WRITTEN PROBLEM:
Write out each line of the listing as it stands, without the images.

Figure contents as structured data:
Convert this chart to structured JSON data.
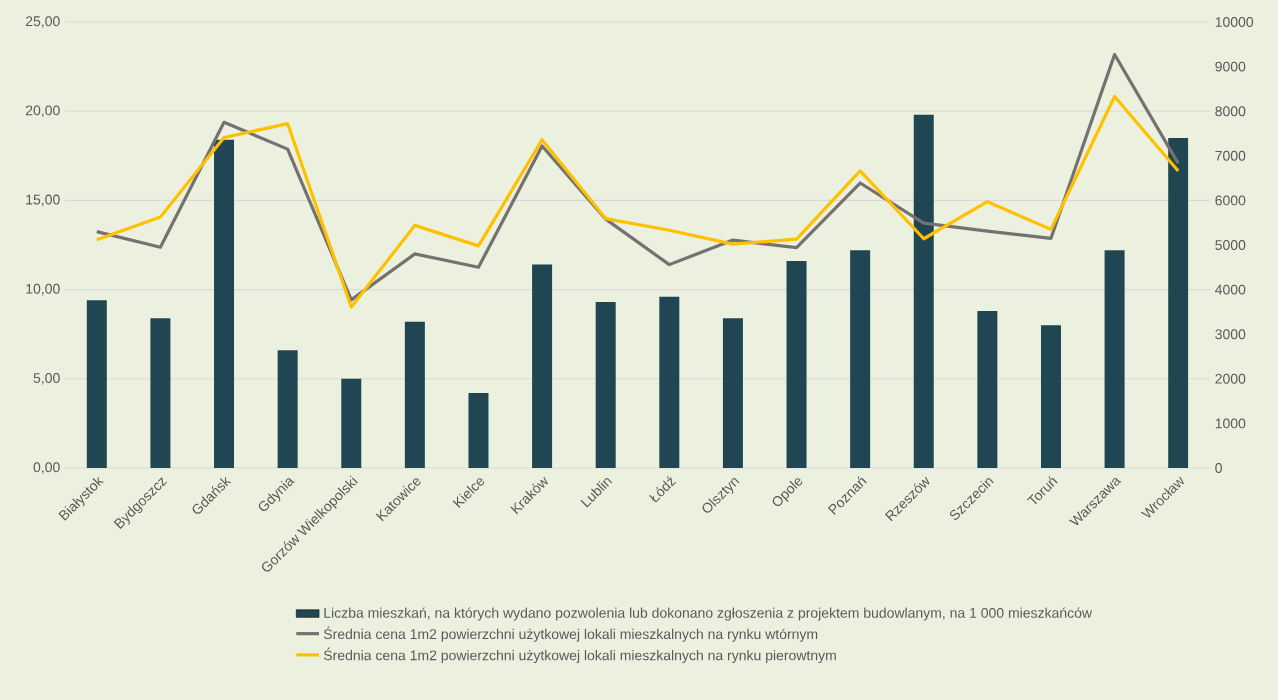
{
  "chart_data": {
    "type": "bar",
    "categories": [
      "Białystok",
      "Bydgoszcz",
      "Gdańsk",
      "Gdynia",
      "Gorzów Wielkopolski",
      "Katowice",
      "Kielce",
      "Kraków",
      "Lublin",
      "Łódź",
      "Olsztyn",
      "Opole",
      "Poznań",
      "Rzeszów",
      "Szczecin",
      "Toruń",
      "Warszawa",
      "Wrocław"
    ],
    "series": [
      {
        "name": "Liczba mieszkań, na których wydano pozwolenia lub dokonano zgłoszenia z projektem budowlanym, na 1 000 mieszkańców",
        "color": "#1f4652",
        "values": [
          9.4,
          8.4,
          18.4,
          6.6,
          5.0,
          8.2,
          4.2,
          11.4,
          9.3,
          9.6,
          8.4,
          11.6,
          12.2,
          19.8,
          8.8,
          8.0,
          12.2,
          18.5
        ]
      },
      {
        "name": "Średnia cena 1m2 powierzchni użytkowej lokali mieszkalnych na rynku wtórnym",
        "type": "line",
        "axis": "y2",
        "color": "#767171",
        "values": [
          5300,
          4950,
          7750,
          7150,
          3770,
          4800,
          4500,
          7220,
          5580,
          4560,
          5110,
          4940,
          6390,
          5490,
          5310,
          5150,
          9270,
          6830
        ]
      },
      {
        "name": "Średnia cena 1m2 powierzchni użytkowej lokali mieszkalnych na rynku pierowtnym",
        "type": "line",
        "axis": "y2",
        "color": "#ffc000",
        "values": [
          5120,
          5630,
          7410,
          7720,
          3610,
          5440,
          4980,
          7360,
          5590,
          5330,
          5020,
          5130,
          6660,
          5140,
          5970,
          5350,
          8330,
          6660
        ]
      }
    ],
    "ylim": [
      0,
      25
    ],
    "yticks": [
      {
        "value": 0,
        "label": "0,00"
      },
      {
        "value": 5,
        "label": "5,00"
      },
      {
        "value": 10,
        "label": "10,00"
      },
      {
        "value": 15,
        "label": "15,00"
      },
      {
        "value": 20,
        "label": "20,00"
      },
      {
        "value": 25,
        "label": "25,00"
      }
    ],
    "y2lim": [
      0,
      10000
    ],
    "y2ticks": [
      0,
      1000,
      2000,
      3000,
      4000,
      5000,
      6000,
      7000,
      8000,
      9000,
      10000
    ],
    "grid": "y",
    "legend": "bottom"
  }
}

ANSWER TO THE PROBLEM:
Convert this chart to structured JSON data.
{
  "chart_data": {
    "type": "bar",
    "categories": [
      "Białystok",
      "Bydgoszcz",
      "Gdańsk",
      "Gdynia",
      "Gorzów Wielkopolski",
      "Katowice",
      "Kielce",
      "Kraków",
      "Lublin",
      "Łódź",
      "Olsztyn",
      "Opole",
      "Poznań",
      "Rzeszów",
      "Szczecin",
      "Toruń",
      "Warszawa",
      "Wrocław"
    ],
    "series": [
      {
        "name": "Liczba mieszkań, na których wydano pozwolenia lub dokonano zgłoszenia z projektem budowlanym, na 1 000 mieszkańców",
        "color": "#1f4652",
        "values": [
          9.4,
          8.4,
          18.4,
          6.6,
          5.0,
          8.2,
          4.2,
          11.4,
          9.3,
          9.6,
          8.4,
          11.6,
          12.2,
          19.8,
          8.8,
          8.0,
          12.2,
          18.5
        ]
      },
      {
        "name": "Średnia cena 1m2 powierzchni użytkowej lokali mieszkalnych na rynku wtórnym",
        "type": "line",
        "axis": "y2",
        "color": "#767171",
        "values": [
          5300,
          4950,
          7750,
          7150,
          3770,
          4800,
          4500,
          7220,
          5580,
          4560,
          5110,
          4940,
          6390,
          5490,
          5310,
          5150,
          9270,
          6830
        ]
      },
      {
        "name": "Średnia cena 1m2 powierzchni użytkowej lokali mieszkalnych na rynku pierowtnym",
        "type": "line",
        "axis": "y2",
        "color": "#ffc000",
        "values": [
          5120,
          5630,
          7410,
          7720,
          3610,
          5440,
          4980,
          7360,
          5590,
          5330,
          5020,
          5130,
          6660,
          5140,
          5970,
          5350,
          8330,
          6660
        ]
      }
    ],
    "ylim": [
      0,
      25
    ],
    "yticks": [
      {
        "value": 0,
        "label": "0,00"
      },
      {
        "value": 5,
        "label": "5,00"
      },
      {
        "value": 10,
        "label": "10,00"
      },
      {
        "value": 15,
        "label": "15,00"
      },
      {
        "value": 20,
        "label": "20,00"
      },
      {
        "value": 25,
        "label": "25,00"
      }
    ],
    "y2lim": [
      0,
      10000
    ],
    "y2ticks": [
      0,
      1000,
      2000,
      3000,
      4000,
      5000,
      6000,
      7000,
      8000,
      9000,
      10000
    ],
    "grid": "y",
    "legend": "bottom"
  }
}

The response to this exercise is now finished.